**EXERCISE OBJECTIVE:**
Quote all lines below exactly. Images stay out.

--- Start of RECORD EXTRACTS ---

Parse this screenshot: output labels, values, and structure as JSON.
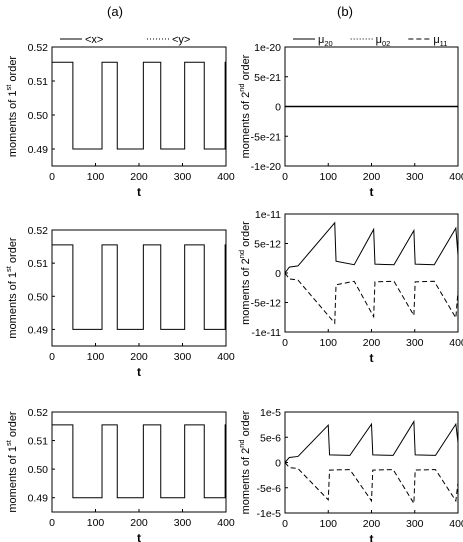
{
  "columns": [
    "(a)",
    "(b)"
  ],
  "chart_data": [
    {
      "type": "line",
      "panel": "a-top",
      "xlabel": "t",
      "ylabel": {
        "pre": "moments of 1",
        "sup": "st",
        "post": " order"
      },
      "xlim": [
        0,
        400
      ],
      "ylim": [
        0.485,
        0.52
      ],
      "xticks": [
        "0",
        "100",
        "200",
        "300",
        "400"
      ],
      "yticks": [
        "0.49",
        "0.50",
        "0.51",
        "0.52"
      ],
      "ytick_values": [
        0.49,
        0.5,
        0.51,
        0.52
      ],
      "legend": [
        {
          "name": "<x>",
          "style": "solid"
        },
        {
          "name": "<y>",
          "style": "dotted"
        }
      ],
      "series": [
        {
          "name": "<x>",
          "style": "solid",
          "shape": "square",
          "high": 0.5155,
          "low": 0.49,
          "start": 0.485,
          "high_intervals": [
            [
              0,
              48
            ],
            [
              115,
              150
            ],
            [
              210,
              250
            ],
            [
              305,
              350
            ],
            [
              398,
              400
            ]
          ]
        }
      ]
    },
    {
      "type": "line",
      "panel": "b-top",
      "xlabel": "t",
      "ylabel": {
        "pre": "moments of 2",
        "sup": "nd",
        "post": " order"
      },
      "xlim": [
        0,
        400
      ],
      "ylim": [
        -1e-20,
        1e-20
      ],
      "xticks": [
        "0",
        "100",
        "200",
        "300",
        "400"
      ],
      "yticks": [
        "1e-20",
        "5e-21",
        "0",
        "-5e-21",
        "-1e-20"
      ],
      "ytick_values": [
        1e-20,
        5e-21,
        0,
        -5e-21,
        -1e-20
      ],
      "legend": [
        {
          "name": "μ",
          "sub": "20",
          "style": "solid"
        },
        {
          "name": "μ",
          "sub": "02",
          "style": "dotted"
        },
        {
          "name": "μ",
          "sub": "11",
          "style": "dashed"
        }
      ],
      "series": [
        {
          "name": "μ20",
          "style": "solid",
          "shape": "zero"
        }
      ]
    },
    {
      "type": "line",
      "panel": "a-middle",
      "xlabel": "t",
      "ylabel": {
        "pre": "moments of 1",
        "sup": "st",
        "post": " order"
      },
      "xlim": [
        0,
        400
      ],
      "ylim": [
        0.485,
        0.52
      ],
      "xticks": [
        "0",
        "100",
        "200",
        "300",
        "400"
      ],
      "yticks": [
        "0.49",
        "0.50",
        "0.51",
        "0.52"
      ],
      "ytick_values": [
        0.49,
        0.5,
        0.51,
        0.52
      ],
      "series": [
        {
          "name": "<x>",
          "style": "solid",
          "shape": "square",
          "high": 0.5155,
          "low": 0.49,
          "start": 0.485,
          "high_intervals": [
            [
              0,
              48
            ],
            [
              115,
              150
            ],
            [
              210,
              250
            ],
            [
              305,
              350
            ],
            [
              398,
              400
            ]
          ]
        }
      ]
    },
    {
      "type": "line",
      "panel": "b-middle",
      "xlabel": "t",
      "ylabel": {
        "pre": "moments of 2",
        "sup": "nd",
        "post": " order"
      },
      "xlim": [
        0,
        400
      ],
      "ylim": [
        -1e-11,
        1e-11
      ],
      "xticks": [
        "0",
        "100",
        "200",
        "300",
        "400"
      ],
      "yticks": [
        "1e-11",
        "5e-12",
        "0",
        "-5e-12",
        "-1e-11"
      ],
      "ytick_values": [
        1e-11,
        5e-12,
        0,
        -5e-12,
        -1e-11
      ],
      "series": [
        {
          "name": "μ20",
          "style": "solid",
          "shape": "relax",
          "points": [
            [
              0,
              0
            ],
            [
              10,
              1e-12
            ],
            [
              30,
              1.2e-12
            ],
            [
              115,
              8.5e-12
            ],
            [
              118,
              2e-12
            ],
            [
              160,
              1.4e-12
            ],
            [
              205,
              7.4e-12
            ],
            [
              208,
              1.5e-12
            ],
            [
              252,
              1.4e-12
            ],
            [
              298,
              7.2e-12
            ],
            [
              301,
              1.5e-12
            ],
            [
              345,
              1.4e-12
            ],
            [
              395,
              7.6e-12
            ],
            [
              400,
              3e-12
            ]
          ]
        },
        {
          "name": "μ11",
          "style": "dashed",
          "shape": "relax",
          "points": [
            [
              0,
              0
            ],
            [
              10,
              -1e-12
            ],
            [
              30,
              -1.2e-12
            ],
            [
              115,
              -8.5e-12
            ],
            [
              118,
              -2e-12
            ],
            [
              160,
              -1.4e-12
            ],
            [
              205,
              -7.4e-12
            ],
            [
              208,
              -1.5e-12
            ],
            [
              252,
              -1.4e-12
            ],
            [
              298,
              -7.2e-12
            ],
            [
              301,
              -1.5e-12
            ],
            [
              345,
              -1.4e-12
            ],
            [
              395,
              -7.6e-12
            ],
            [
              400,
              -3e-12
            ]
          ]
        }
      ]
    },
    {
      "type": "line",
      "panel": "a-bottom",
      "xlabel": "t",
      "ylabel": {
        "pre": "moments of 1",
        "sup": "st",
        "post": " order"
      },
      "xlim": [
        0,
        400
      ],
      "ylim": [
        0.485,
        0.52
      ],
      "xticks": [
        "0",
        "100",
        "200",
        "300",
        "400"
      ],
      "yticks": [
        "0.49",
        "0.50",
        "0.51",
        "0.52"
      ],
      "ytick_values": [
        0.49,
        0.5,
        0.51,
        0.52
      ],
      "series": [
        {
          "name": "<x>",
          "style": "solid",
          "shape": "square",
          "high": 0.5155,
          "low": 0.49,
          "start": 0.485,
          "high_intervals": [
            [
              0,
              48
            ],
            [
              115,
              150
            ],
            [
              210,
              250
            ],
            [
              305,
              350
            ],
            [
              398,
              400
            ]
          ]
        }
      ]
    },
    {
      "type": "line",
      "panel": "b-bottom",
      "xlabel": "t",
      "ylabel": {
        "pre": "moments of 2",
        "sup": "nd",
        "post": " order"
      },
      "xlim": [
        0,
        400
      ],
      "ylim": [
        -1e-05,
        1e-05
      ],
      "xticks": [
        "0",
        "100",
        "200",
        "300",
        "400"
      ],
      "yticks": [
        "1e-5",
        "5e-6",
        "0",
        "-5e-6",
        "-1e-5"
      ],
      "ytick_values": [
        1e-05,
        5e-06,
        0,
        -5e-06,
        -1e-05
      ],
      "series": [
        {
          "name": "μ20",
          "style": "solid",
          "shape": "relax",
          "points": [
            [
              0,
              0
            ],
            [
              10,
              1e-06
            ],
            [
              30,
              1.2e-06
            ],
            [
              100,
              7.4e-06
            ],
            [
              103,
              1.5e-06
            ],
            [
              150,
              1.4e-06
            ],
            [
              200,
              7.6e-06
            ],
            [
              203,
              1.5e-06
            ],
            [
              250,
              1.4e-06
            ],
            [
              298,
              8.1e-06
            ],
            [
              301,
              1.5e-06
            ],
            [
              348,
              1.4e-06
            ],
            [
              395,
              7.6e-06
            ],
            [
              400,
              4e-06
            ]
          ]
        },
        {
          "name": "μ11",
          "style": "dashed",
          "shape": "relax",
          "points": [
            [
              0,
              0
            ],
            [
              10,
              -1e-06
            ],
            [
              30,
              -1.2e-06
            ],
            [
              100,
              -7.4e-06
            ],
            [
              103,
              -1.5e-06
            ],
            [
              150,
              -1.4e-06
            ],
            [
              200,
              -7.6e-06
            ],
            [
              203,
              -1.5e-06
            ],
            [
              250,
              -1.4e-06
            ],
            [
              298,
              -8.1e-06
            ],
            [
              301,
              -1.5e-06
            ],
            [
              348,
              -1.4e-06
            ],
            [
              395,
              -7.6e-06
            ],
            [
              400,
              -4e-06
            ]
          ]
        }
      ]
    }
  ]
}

--- End of RECORD EXTRACTS ---

**WRITTEN ANSWER:**
Parse this screenshot: output labels, values, and structure as JSON.
{
  "columns": [
    "(a)",
    "(b)"
  ],
  "chart_data": [
    {
      "type": "line",
      "panel": "a-top",
      "xlabel": "t",
      "ylabel": {
        "pre": "moments of 1",
        "sup": "st",
        "post": " order"
      },
      "xlim": [
        0,
        400
      ],
      "ylim": [
        0.485,
        0.52
      ],
      "xticks": [
        "0",
        "100",
        "200",
        "300",
        "400"
      ],
      "yticks": [
        "0.49",
        "0.50",
        "0.51",
        "0.52"
      ],
      "ytick_values": [
        0.49,
        0.5,
        0.51,
        0.52
      ],
      "legend": [
        {
          "name": "<x>",
          "style": "solid"
        },
        {
          "name": "<y>",
          "style": "dotted"
        }
      ],
      "series": [
        {
          "name": "<x>",
          "style": "solid",
          "shape": "square",
          "high": 0.5155,
          "low": 0.49,
          "start": 0.485,
          "high_intervals": [
            [
              0,
              48
            ],
            [
              115,
              150
            ],
            [
              210,
              250
            ],
            [
              305,
              350
            ],
            [
              398,
              400
            ]
          ]
        }
      ]
    },
    {
      "type": "line",
      "panel": "b-top",
      "xlabel": "t",
      "ylabel": {
        "pre": "moments of 2",
        "sup": "nd",
        "post": " order"
      },
      "xlim": [
        0,
        400
      ],
      "ylim": [
        -1e-20,
        1e-20
      ],
      "xticks": [
        "0",
        "100",
        "200",
        "300",
        "400"
      ],
      "yticks": [
        "1e-20",
        "5e-21",
        "0",
        "-5e-21",
        "-1e-20"
      ],
      "ytick_values": [
        1e-20,
        5e-21,
        0,
        -5e-21,
        -1e-20
      ],
      "legend": [
        {
          "name": "μ",
          "sub": "20",
          "style": "solid"
        },
        {
          "name": "μ",
          "sub": "02",
          "style": "dotted"
        },
        {
          "name": "μ",
          "sub": "11",
          "style": "dashed"
        }
      ],
      "series": [
        {
          "name": "μ20",
          "style": "solid",
          "shape": "zero"
        }
      ]
    },
    {
      "type": "line",
      "panel": "a-middle",
      "xlabel": "t",
      "ylabel": {
        "pre": "moments of 1",
        "sup": "st",
        "post": " order"
      },
      "xlim": [
        0,
        400
      ],
      "ylim": [
        0.485,
        0.52
      ],
      "xticks": [
        "0",
        "100",
        "200",
        "300",
        "400"
      ],
      "yticks": [
        "0.49",
        "0.50",
        "0.51",
        "0.52"
      ],
      "ytick_values": [
        0.49,
        0.5,
        0.51,
        0.52
      ],
      "series": [
        {
          "name": "<x>",
          "style": "solid",
          "shape": "square",
          "high": 0.5155,
          "low": 0.49,
          "start": 0.485,
          "high_intervals": [
            [
              0,
              48
            ],
            [
              115,
              150
            ],
            [
              210,
              250
            ],
            [
              305,
              350
            ],
            [
              398,
              400
            ]
          ]
        }
      ]
    },
    {
      "type": "line",
      "panel": "b-middle",
      "xlabel": "t",
      "ylabel": {
        "pre": "moments of 2",
        "sup": "nd",
        "post": " order"
      },
      "xlim": [
        0,
        400
      ],
      "ylim": [
        -1e-11,
        1e-11
      ],
      "xticks": [
        "0",
        "100",
        "200",
        "300",
        "400"
      ],
      "yticks": [
        "1e-11",
        "5e-12",
        "0",
        "-5e-12",
        "-1e-11"
      ],
      "ytick_values": [
        1e-11,
        5e-12,
        0,
        -5e-12,
        -1e-11
      ],
      "series": [
        {
          "name": "μ20",
          "style": "solid",
          "shape": "relax",
          "points": [
            [
              0,
              0
            ],
            [
              10,
              1e-12
            ],
            [
              30,
              1.2e-12
            ],
            [
              115,
              8.5e-12
            ],
            [
              118,
              2e-12
            ],
            [
              160,
              1.4e-12
            ],
            [
              205,
              7.4e-12
            ],
            [
              208,
              1.5e-12
            ],
            [
              252,
              1.4e-12
            ],
            [
              298,
              7.2e-12
            ],
            [
              301,
              1.5e-12
            ],
            [
              345,
              1.4e-12
            ],
            [
              395,
              7.6e-12
            ],
            [
              400,
              3e-12
            ]
          ]
        },
        {
          "name": "μ11",
          "style": "dashed",
          "shape": "relax",
          "points": [
            [
              0,
              0
            ],
            [
              10,
              -1e-12
            ],
            [
              30,
              -1.2e-12
            ],
            [
              115,
              -8.5e-12
            ],
            [
              118,
              -2e-12
            ],
            [
              160,
              -1.4e-12
            ],
            [
              205,
              -7.4e-12
            ],
            [
              208,
              -1.5e-12
            ],
            [
              252,
              -1.4e-12
            ],
            [
              298,
              -7.2e-12
            ],
            [
              301,
              -1.5e-12
            ],
            [
              345,
              -1.4e-12
            ],
            [
              395,
              -7.6e-12
            ],
            [
              400,
              -3e-12
            ]
          ]
        }
      ]
    },
    {
      "type": "line",
      "panel": "a-bottom",
      "xlabel": "t",
      "ylabel": {
        "pre": "moments of 1",
        "sup": "st",
        "post": " order"
      },
      "xlim": [
        0,
        400
      ],
      "ylim": [
        0.485,
        0.52
      ],
      "xticks": [
        "0",
        "100",
        "200",
        "300",
        "400"
      ],
      "yticks": [
        "0.49",
        "0.50",
        "0.51",
        "0.52"
      ],
      "ytick_values": [
        0.49,
        0.5,
        0.51,
        0.52
      ],
      "series": [
        {
          "name": "<x>",
          "style": "solid",
          "shape": "square",
          "high": 0.5155,
          "low": 0.49,
          "start": 0.485,
          "high_intervals": [
            [
              0,
              48
            ],
            [
              115,
              150
            ],
            [
              210,
              250
            ],
            [
              305,
              350
            ],
            [
              398,
              400
            ]
          ]
        }
      ]
    },
    {
      "type": "line",
      "panel": "b-bottom",
      "xlabel": "t",
      "ylabel": {
        "pre": "moments of 2",
        "sup": "nd",
        "post": " order"
      },
      "xlim": [
        0,
        400
      ],
      "ylim": [
        -1e-05,
        1e-05
      ],
      "xticks": [
        "0",
        "100",
        "200",
        "300",
        "400"
      ],
      "yticks": [
        "1e-5",
        "5e-6",
        "0",
        "-5e-6",
        "-1e-5"
      ],
      "ytick_values": [
        1e-05,
        5e-06,
        0,
        -5e-06,
        -1e-05
      ],
      "series": [
        {
          "name": "μ20",
          "style": "solid",
          "shape": "relax",
          "points": [
            [
              0,
              0
            ],
            [
              10,
              1e-06
            ],
            [
              30,
              1.2e-06
            ],
            [
              100,
              7.4e-06
            ],
            [
              103,
              1.5e-06
            ],
            [
              150,
              1.4e-06
            ],
            [
              200,
              7.6e-06
            ],
            [
              203,
              1.5e-06
            ],
            [
              250,
              1.4e-06
            ],
            [
              298,
              8.1e-06
            ],
            [
              301,
              1.5e-06
            ],
            [
              348,
              1.4e-06
            ],
            [
              395,
              7.6e-06
            ],
            [
              400,
              4e-06
            ]
          ]
        },
        {
          "name": "μ11",
          "style": "dashed",
          "shape": "relax",
          "points": [
            [
              0,
              0
            ],
            [
              10,
              -1e-06
            ],
            [
              30,
              -1.2e-06
            ],
            [
              100,
              -7.4e-06
            ],
            [
              103,
              -1.5e-06
            ],
            [
              150,
              -1.4e-06
            ],
            [
              200,
              -7.6e-06
            ],
            [
              203,
              -1.5e-06
            ],
            [
              250,
              -1.4e-06
            ],
            [
              298,
              -8.1e-06
            ],
            [
              301,
              -1.5e-06
            ],
            [
              348,
              -1.4e-06
            ],
            [
              395,
              -7.6e-06
            ],
            [
              400,
              -4e-06
            ]
          ]
        }
      ]
    }
  ]
}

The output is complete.